Examine the entries and show every line in which the word "Shift" is found.

Data records:
▬▬▬

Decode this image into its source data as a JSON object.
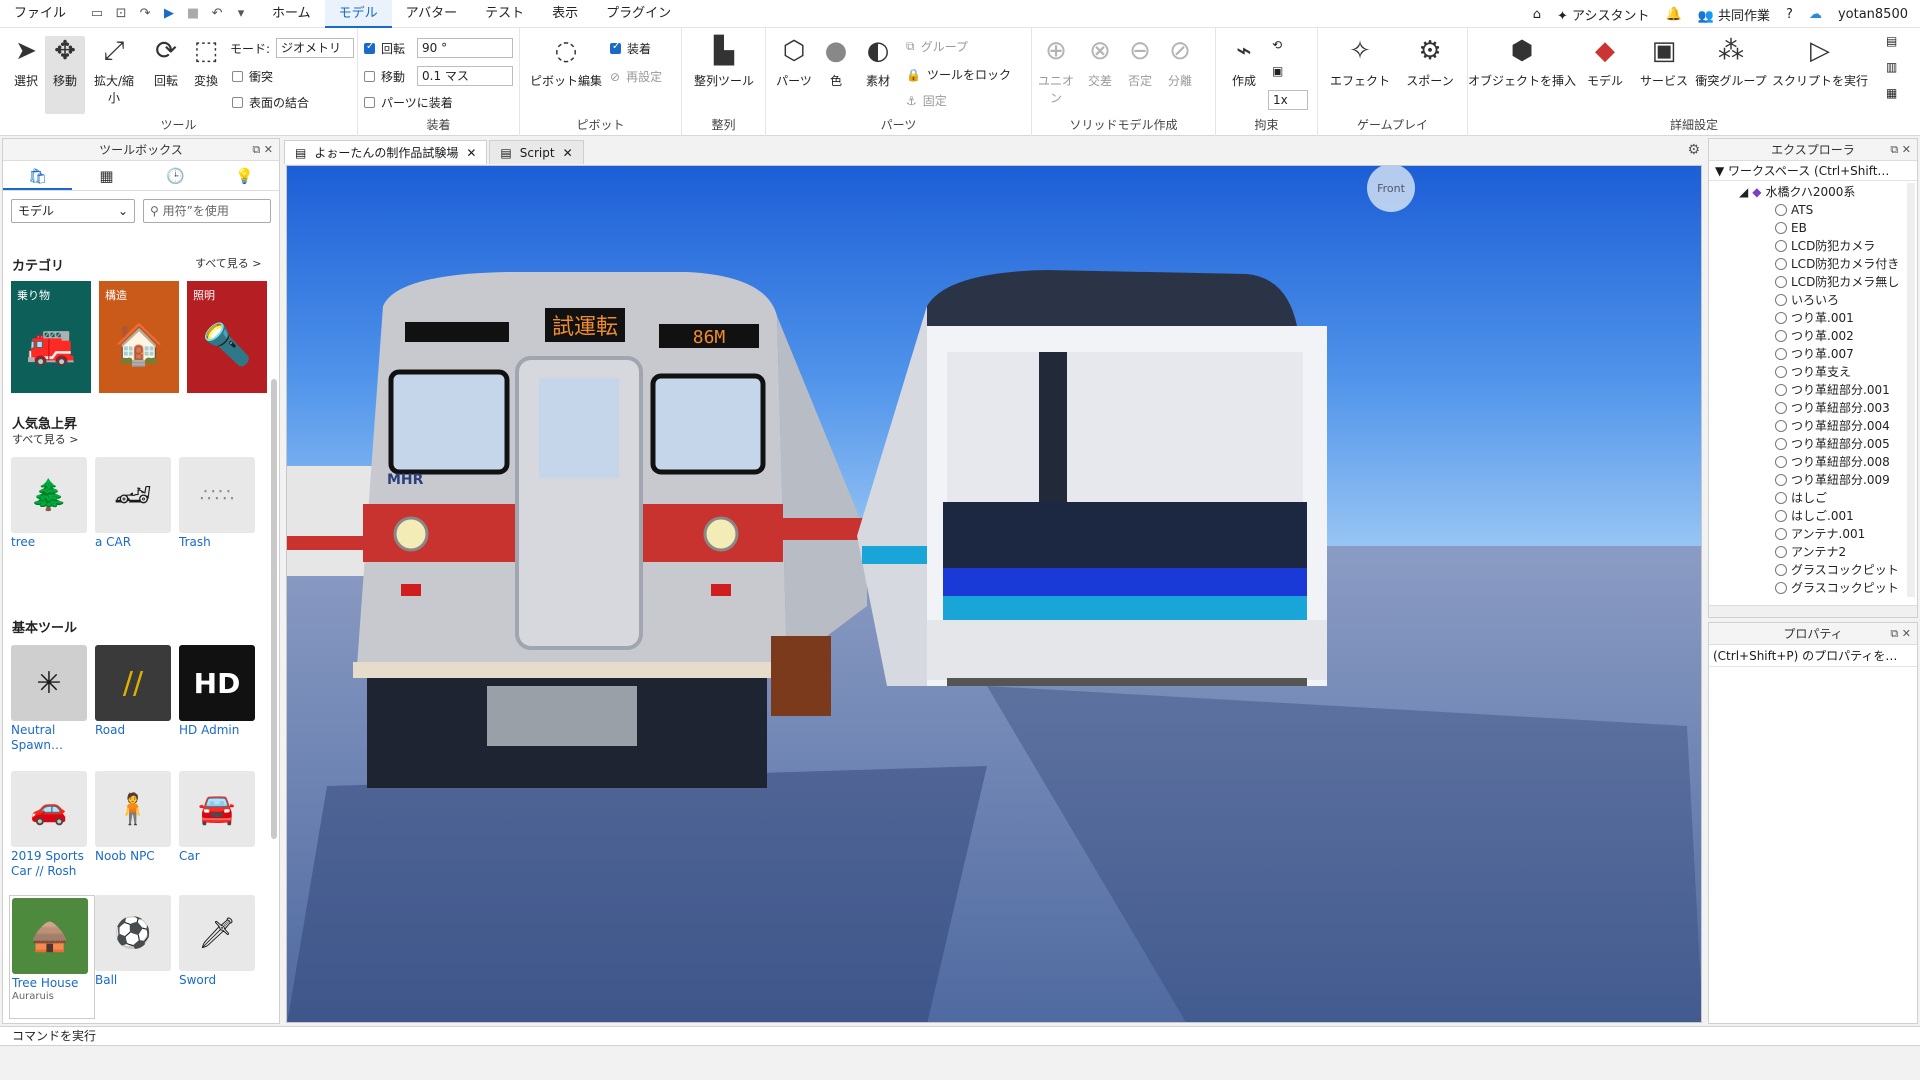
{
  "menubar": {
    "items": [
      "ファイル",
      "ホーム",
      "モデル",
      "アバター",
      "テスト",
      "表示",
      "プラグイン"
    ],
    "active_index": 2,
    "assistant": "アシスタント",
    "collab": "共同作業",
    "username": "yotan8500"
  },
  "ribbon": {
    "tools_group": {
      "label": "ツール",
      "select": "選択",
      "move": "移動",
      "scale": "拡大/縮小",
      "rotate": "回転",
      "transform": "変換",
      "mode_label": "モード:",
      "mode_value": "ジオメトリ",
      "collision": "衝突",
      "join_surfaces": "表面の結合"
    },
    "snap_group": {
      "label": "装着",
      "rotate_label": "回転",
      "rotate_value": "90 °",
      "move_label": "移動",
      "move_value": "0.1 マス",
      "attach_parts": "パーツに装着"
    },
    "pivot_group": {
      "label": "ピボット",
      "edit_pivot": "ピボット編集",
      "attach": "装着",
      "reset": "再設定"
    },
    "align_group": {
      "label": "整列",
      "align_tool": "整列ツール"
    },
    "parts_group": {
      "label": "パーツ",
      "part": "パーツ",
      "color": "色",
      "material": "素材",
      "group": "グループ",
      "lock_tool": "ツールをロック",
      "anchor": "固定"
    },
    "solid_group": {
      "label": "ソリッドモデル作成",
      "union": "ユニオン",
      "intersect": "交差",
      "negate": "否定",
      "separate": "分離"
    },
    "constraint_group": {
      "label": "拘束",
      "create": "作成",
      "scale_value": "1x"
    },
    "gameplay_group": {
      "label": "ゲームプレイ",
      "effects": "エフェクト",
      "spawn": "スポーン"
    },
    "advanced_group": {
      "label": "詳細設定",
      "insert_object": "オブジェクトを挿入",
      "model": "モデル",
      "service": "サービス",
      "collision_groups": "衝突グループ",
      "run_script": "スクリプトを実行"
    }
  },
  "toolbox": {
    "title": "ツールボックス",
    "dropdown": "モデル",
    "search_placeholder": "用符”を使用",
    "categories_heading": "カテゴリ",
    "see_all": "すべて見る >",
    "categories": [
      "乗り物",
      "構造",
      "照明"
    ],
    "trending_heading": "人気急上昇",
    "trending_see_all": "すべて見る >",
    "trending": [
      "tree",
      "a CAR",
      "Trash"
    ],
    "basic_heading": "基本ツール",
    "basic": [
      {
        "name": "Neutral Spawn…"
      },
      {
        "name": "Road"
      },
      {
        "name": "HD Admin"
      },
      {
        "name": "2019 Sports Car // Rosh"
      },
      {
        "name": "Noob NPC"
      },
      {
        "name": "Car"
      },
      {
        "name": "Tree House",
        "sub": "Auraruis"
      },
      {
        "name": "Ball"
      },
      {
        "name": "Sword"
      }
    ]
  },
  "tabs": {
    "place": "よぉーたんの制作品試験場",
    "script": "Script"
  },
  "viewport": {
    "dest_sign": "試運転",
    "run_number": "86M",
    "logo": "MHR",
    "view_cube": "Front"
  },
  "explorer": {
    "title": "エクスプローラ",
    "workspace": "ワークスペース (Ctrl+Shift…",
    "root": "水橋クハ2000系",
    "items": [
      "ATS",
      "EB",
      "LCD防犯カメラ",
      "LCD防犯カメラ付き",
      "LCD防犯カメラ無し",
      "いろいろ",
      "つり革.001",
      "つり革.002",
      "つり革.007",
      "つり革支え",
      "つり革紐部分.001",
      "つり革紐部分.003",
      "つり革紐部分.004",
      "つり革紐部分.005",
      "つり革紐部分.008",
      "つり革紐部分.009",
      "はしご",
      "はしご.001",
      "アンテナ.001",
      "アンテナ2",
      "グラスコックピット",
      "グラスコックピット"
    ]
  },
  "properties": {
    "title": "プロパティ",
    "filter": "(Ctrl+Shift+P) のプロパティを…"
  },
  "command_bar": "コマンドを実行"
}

▬▬▬

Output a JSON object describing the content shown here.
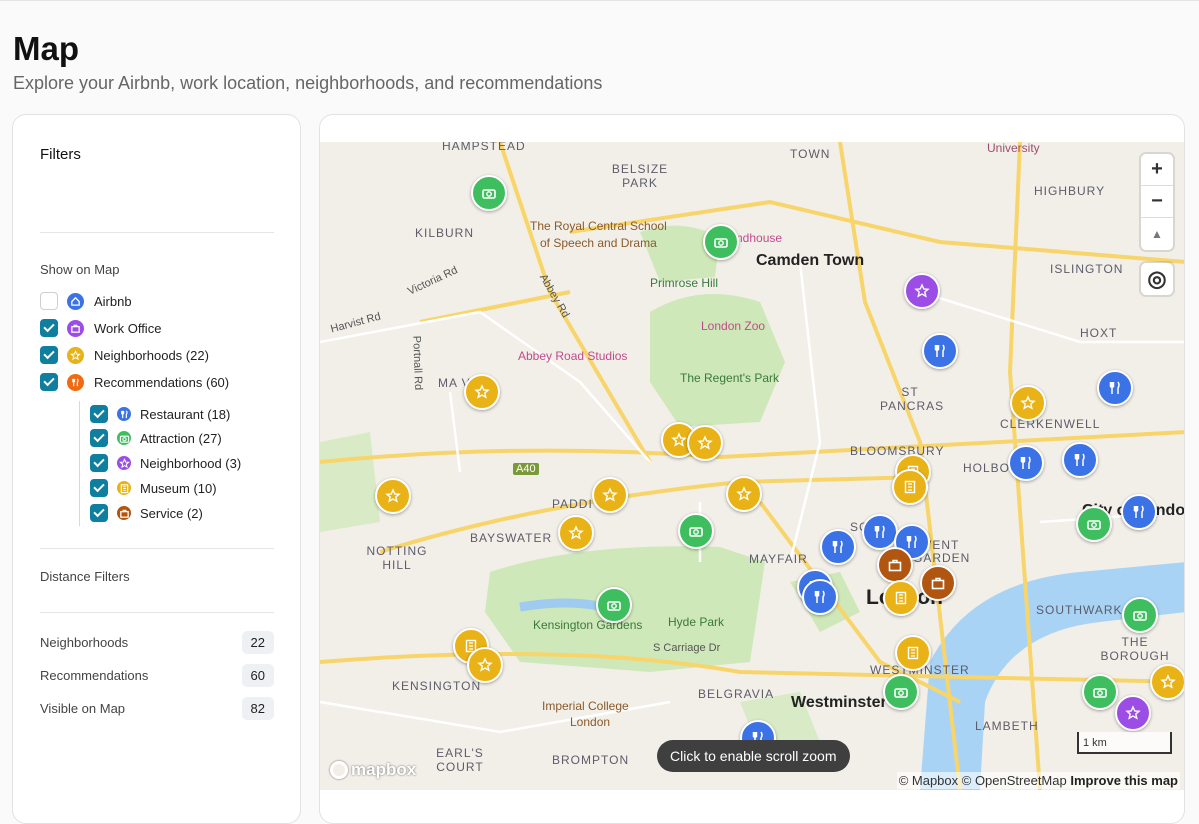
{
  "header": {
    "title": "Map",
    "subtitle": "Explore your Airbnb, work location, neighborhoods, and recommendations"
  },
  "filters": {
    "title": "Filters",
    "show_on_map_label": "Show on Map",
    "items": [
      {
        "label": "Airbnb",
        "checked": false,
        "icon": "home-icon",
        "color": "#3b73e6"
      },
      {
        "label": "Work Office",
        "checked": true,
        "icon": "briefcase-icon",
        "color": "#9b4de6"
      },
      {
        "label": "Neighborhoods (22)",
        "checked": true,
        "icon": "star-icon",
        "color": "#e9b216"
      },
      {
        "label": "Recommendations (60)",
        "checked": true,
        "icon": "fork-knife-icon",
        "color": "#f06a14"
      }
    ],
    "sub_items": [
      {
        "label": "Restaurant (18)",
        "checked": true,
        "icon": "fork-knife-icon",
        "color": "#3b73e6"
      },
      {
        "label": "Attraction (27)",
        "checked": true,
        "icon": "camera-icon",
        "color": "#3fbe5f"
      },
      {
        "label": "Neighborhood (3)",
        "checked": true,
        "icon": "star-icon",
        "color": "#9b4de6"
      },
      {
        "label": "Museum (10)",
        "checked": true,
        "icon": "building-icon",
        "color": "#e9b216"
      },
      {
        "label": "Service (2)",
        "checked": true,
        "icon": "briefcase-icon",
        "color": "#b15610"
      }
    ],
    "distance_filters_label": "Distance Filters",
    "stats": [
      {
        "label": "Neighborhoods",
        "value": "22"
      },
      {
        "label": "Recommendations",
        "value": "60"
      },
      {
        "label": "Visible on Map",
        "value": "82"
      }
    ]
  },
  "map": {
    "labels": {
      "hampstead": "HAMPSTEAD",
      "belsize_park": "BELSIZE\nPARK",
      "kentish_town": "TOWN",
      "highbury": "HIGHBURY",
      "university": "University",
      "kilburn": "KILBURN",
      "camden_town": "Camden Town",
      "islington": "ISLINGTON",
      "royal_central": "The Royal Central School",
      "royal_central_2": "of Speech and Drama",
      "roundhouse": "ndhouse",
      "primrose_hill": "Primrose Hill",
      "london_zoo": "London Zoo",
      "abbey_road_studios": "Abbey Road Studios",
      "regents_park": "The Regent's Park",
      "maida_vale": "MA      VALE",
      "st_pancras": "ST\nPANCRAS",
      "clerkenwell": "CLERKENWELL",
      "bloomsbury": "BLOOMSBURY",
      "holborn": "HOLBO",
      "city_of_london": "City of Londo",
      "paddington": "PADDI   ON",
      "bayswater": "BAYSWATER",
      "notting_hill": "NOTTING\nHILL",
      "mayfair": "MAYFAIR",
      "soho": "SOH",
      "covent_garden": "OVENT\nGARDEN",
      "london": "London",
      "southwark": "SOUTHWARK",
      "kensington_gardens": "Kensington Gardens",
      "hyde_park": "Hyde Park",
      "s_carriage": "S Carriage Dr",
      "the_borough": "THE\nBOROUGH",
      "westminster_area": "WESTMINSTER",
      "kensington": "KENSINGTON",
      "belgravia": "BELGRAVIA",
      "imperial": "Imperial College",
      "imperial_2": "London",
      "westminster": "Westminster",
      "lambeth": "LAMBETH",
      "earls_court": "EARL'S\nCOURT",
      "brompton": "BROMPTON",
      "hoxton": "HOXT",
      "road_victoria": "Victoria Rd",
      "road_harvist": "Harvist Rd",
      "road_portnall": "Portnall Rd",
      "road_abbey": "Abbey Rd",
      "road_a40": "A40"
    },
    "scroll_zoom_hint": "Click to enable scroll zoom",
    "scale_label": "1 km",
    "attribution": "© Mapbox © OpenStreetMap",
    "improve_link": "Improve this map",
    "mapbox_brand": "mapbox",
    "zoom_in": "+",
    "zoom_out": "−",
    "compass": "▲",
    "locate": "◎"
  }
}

▬▬▬

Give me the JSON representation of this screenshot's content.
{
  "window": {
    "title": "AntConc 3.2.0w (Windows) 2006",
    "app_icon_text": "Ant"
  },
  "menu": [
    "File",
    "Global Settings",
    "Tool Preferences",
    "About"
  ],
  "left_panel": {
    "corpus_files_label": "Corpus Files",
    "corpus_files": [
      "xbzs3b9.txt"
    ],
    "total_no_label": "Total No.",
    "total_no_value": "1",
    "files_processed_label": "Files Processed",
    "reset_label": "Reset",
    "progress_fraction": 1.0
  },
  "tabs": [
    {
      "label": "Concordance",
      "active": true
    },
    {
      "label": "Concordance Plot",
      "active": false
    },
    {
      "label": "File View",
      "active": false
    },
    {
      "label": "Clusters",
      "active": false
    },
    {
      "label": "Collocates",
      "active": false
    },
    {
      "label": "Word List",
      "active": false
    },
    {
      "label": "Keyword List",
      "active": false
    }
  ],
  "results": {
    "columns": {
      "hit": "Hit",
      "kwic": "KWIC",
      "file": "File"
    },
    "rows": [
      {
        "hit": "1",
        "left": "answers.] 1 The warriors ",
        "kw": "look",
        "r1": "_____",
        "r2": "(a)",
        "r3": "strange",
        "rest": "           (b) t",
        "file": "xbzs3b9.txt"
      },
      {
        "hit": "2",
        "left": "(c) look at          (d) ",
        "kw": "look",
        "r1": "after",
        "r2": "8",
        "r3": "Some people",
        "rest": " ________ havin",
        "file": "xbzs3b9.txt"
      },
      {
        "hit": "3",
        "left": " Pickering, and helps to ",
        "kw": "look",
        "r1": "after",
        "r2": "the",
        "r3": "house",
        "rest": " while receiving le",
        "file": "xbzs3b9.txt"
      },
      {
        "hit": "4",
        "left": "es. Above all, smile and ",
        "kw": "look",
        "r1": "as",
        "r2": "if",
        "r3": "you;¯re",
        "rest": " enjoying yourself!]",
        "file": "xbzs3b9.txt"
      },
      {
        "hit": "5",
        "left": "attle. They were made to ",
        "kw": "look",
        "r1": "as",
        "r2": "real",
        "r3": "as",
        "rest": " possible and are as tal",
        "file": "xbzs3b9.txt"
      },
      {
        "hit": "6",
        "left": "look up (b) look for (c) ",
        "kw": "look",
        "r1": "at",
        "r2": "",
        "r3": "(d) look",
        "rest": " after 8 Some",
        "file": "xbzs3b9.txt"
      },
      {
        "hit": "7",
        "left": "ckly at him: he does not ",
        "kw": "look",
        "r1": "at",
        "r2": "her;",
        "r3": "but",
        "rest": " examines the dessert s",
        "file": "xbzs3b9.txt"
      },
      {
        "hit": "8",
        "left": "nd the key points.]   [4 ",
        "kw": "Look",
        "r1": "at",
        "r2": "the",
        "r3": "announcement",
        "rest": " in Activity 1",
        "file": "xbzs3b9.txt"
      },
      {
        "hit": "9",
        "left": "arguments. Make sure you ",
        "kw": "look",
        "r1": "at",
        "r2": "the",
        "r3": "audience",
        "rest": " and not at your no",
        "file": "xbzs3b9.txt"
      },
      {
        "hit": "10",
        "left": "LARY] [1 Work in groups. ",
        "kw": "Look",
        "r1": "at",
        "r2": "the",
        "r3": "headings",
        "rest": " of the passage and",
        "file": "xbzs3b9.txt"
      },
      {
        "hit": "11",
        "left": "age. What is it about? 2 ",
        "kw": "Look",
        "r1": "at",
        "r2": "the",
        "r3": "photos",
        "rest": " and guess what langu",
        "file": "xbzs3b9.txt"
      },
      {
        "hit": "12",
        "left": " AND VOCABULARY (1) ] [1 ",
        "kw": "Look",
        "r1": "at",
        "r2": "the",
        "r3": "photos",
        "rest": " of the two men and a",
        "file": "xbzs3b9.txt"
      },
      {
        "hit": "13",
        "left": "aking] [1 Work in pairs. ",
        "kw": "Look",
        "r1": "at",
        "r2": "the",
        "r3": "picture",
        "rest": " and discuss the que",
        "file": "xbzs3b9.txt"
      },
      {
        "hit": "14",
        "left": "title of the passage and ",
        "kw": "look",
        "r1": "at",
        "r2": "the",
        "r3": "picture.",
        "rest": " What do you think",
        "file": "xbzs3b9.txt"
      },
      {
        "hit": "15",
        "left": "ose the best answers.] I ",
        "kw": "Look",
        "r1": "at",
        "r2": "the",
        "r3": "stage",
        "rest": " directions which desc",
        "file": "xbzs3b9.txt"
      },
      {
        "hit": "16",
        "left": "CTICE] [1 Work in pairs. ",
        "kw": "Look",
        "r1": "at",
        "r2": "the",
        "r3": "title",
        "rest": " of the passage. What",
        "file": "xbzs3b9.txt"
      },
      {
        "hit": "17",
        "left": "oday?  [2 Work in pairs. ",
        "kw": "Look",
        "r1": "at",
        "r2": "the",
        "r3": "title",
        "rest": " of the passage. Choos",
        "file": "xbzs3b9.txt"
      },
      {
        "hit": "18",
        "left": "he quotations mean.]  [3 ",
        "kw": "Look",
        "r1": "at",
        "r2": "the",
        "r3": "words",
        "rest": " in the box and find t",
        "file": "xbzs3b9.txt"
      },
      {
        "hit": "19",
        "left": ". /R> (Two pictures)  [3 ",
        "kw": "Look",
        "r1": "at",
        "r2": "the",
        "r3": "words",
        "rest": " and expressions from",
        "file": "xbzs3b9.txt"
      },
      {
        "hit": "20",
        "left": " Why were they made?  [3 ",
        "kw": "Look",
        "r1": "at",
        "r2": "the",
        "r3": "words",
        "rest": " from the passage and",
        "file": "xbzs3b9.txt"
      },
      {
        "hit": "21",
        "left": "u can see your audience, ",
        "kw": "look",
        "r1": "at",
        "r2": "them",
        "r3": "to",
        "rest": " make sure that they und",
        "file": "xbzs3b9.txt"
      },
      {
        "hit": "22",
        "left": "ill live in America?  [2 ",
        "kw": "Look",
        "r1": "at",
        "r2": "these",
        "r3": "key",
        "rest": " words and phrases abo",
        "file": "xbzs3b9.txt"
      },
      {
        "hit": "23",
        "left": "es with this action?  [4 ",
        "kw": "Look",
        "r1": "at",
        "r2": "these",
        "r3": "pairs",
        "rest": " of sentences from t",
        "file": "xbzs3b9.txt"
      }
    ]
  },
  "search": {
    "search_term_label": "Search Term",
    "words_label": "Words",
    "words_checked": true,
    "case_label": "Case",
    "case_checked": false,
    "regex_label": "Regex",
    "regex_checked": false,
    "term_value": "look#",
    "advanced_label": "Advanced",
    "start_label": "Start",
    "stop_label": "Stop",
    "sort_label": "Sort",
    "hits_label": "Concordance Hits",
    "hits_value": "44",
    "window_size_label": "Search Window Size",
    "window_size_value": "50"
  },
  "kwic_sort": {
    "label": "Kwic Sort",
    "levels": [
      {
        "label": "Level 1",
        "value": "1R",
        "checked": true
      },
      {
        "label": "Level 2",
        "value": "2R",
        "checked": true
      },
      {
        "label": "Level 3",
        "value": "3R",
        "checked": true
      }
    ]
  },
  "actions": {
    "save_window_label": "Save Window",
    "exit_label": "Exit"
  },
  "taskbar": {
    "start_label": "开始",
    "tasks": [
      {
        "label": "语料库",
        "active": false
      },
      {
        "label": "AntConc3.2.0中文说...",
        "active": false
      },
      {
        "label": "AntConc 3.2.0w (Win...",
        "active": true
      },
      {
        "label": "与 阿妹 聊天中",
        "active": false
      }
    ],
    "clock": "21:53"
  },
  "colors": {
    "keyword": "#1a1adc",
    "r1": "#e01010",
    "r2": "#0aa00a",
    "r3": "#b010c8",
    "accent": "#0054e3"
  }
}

▬▬▬

◆ **Output for this task**:
    "workspace": "ワークスペース (Ctrl+Shift…",
    "filter": "(Ctrl+Shift+P) のプロパティを…"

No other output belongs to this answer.